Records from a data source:
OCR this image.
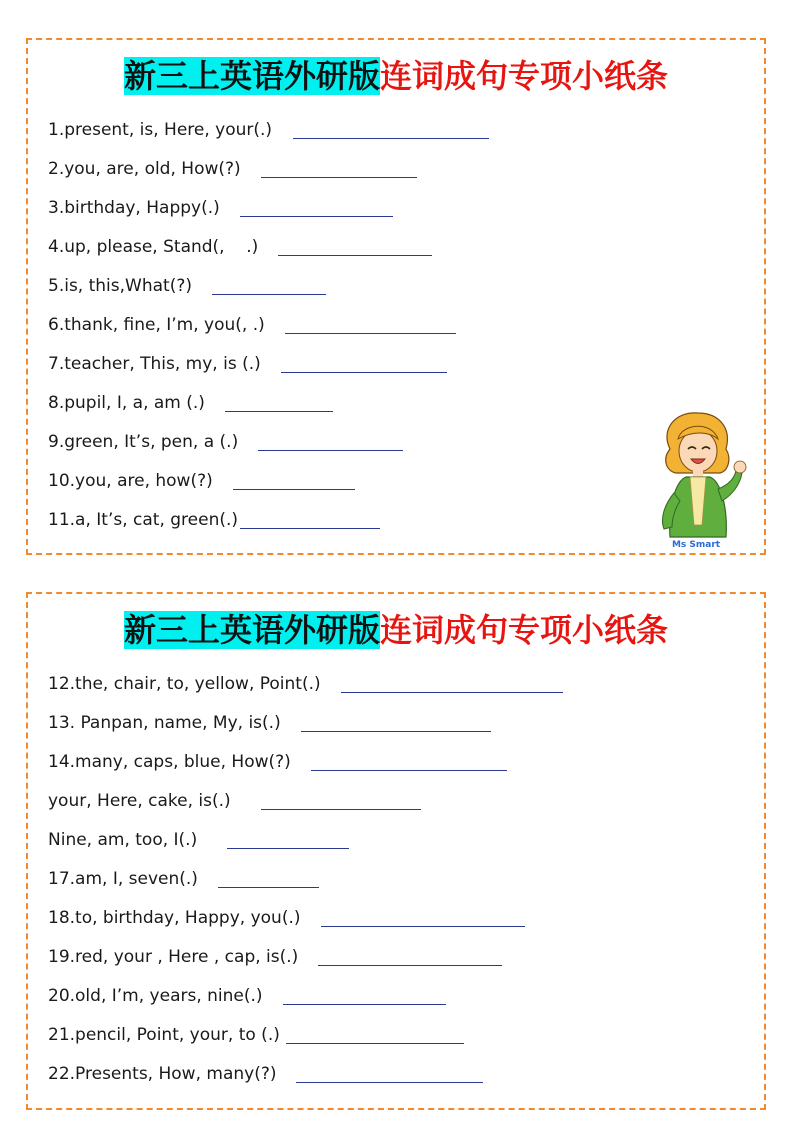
新三上英语外研版连词成句专项小纸条
1.present, is, Here, your(.)
2.you, are, old, How(?)
3.birthday, Happy(.)
4.up, please, Stand(,    .)
5.is, this,What(?)
6.thank, fine, I’m, you(, .)
7.teacher, This, my, is (.)
8.pupil, I, a, am (.)
9.green, It’s, pen, a (.)
10.you, are, how(?)
11.a, It’s, cat, green(.)
Ms Smart
新三上英语外研版连词成句专项小纸条
12.the, chair, to, yellow, Point(.)
13. Panpan, name, My, is(.)
14.many, caps, blue, How(?)
your, Here, cake, is(.)
Nine, am, too, I(.)
17.am, I, seven(.)
18.to, birthday, Happy, you(.)
19.red, your , Here , cap, is(.)
20.old, I’m, years, nine(.)
21.pencil, Point, your, to (.)
22.Presents, How, many(?)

— Exercise —
Where a line in the material above holds "Point", copy that line.

— Solution to this task —
12.the, chair, to, yellow, Point(.)
21.pencil, Point, your, to (.)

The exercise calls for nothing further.